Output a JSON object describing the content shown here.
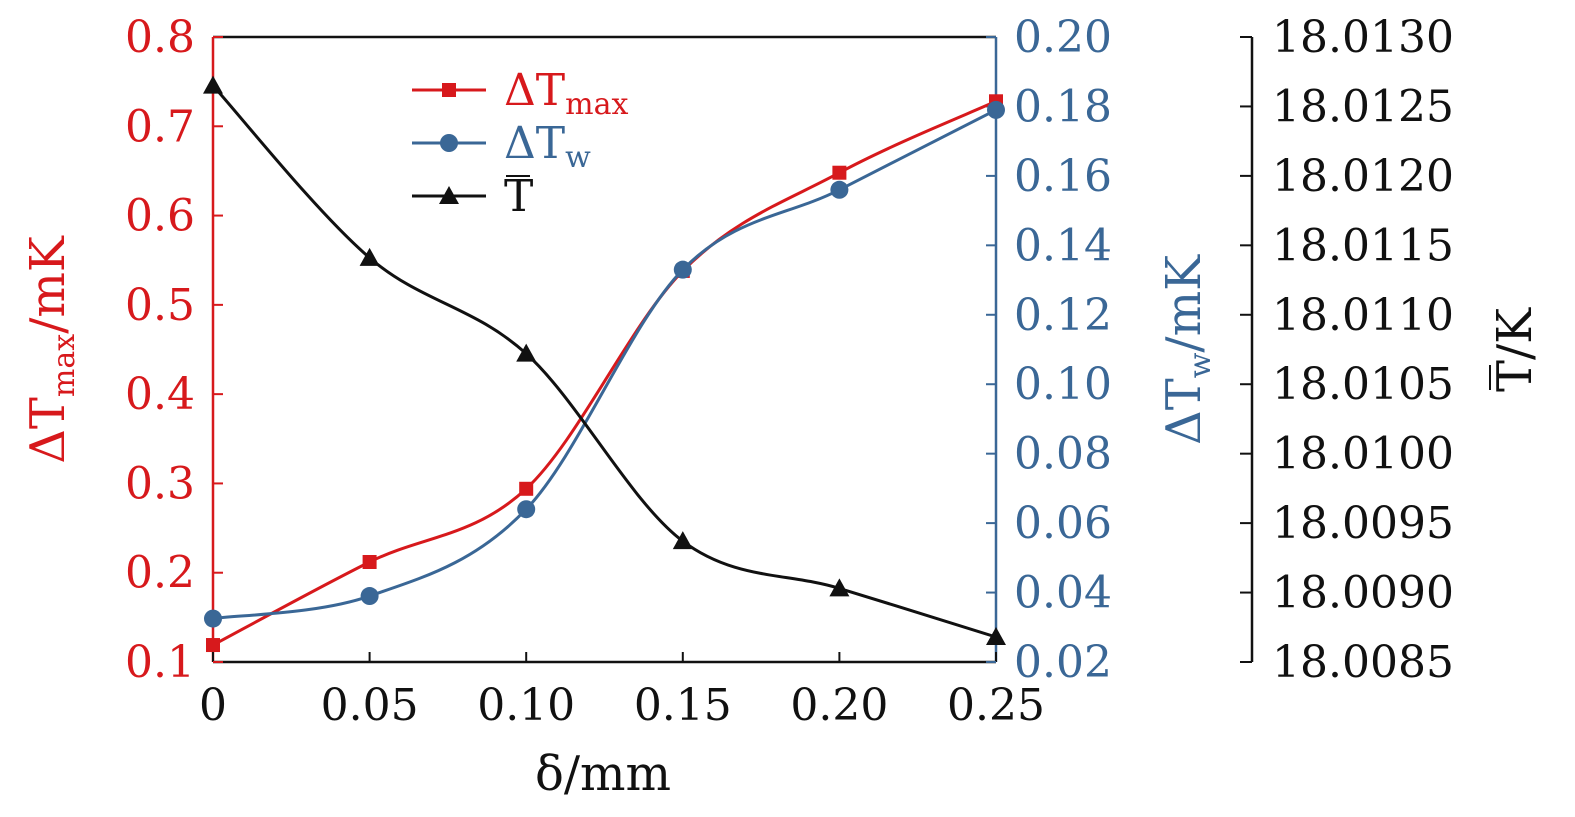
{
  "chart_data": {
    "type": "line",
    "xlabel": "δ/mm",
    "x": [
      0,
      0.05,
      0.1,
      0.15,
      0.2,
      0.25
    ],
    "x_tick_labels": [
      "0",
      "0.05",
      "0.10",
      "0.15",
      "0.20",
      "0.25"
    ],
    "xlim": [
      0,
      0.25
    ],
    "axes": {
      "left": {
        "label_main": "ΔT",
        "label_sub": "max",
        "label_tail": "/mK",
        "color": "#d7191c",
        "ylim": [
          0.1,
          0.8
        ],
        "ticks": [
          0.1,
          0.2,
          0.3,
          0.4,
          0.5,
          0.6,
          0.7,
          0.8
        ],
        "tick_labels": [
          "0.1",
          "0.2",
          "0.3",
          "0.4",
          "0.5",
          "0.6",
          "0.7",
          "0.8"
        ]
      },
      "right": {
        "label_main": "ΔT",
        "label_sub": "w",
        "label_tail": "/mK",
        "color": "#3a6796",
        "ylim": [
          0.02,
          0.2
        ],
        "ticks": [
          0.02,
          0.04,
          0.06,
          0.08,
          0.1,
          0.12,
          0.14,
          0.16,
          0.18,
          0.2
        ],
        "tick_labels": [
          "0.02",
          "0.04",
          "0.06",
          "0.08",
          "0.10",
          "0.12",
          "0.14",
          "0.16",
          "0.18",
          "0.20"
        ]
      },
      "far_right": {
        "label_main": "T",
        "label_tail": "/K",
        "color": "#111111",
        "ylim": [
          18.0085,
          18.013
        ],
        "ticks": [
          18.0085,
          18.009,
          18.0095,
          18.01,
          18.0105,
          18.011,
          18.0115,
          18.012,
          18.0125,
          18.013
        ],
        "tick_labels": [
          "18.0085",
          "18.0090",
          "18.0095",
          "18.0100",
          "18.0105",
          "18.0110",
          "18.0115",
          "18.0120",
          "18.0125",
          "18.0130"
        ]
      }
    },
    "series": [
      {
        "name": "ΔTmax",
        "legend_main": "ΔT",
        "legend_sub": "max",
        "axis": "left",
        "color": "#d7191c",
        "marker": "square",
        "values": [
          0.119,
          0.212,
          0.294,
          0.538,
          0.648,
          0.728
        ]
      },
      {
        "name": "ΔTw",
        "legend_main": "ΔT",
        "legend_sub": "w",
        "axis": "right",
        "color": "#3a6796",
        "marker": "circle",
        "values": [
          0.0325,
          0.039,
          0.064,
          0.133,
          0.156,
          0.179
        ]
      },
      {
        "name": "T",
        "legend_main": "T",
        "legend_sub": "",
        "axis": "far_right",
        "color": "#111111",
        "marker": "triangle",
        "values": [
          18.01265,
          18.01141,
          18.01072,
          18.00937,
          18.00903,
          18.00868
        ]
      }
    ],
    "legend_position": "top-left",
    "grid": false
  }
}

**AIM OF THE EXERCISE**
All of the entries above should be duplicated exactly, except for the pictures.

**SOLUTION FOR THIS PROBLEM**
Output a JSON object describing the content shown here.
{
  "chart_data": {
    "type": "line",
    "xlabel": "δ/mm",
    "x": [
      0,
      0.05,
      0.1,
      0.15,
      0.2,
      0.25
    ],
    "x_tick_labels": [
      "0",
      "0.05",
      "0.10",
      "0.15",
      "0.20",
      "0.25"
    ],
    "xlim": [
      0,
      0.25
    ],
    "axes": {
      "left": {
        "label_main": "ΔT",
        "label_sub": "max",
        "label_tail": "/mK",
        "color": "#d7191c",
        "ylim": [
          0.1,
          0.8
        ],
        "ticks": [
          0.1,
          0.2,
          0.3,
          0.4,
          0.5,
          0.6,
          0.7,
          0.8
        ],
        "tick_labels": [
          "0.1",
          "0.2",
          "0.3",
          "0.4",
          "0.5",
          "0.6",
          "0.7",
          "0.8"
        ]
      },
      "right": {
        "label_main": "ΔT",
        "label_sub": "w",
        "label_tail": "/mK",
        "color": "#3a6796",
        "ylim": [
          0.02,
          0.2
        ],
        "ticks": [
          0.02,
          0.04,
          0.06,
          0.08,
          0.1,
          0.12,
          0.14,
          0.16,
          0.18,
          0.2
        ],
        "tick_labels": [
          "0.02",
          "0.04",
          "0.06",
          "0.08",
          "0.10",
          "0.12",
          "0.14",
          "0.16",
          "0.18",
          "0.20"
        ]
      },
      "far_right": {
        "label_main": "T",
        "label_tail": "/K",
        "color": "#111111",
        "ylim": [
          18.0085,
          18.013
        ],
        "ticks": [
          18.0085,
          18.009,
          18.0095,
          18.01,
          18.0105,
          18.011,
          18.0115,
          18.012,
          18.0125,
          18.013
        ],
        "tick_labels": [
          "18.0085",
          "18.0090",
          "18.0095",
          "18.0100",
          "18.0105",
          "18.0110",
          "18.0115",
          "18.0120",
          "18.0125",
          "18.0130"
        ]
      }
    },
    "series": [
      {
        "name": "ΔTmax",
        "legend_main": "ΔT",
        "legend_sub": "max",
        "axis": "left",
        "color": "#d7191c",
        "marker": "square",
        "values": [
          0.119,
          0.212,
          0.294,
          0.538,
          0.648,
          0.728
        ]
      },
      {
        "name": "ΔTw",
        "legend_main": "ΔT",
        "legend_sub": "w",
        "axis": "right",
        "color": "#3a6796",
        "marker": "circle",
        "values": [
          0.0325,
          0.039,
          0.064,
          0.133,
          0.156,
          0.179
        ]
      },
      {
        "name": "T",
        "legend_main": "T",
        "legend_sub": "",
        "axis": "far_right",
        "color": "#111111",
        "marker": "triangle",
        "values": [
          18.01265,
          18.01141,
          18.01072,
          18.00937,
          18.00903,
          18.00868
        ]
      }
    ],
    "legend_position": "top-left",
    "grid": false
  }
}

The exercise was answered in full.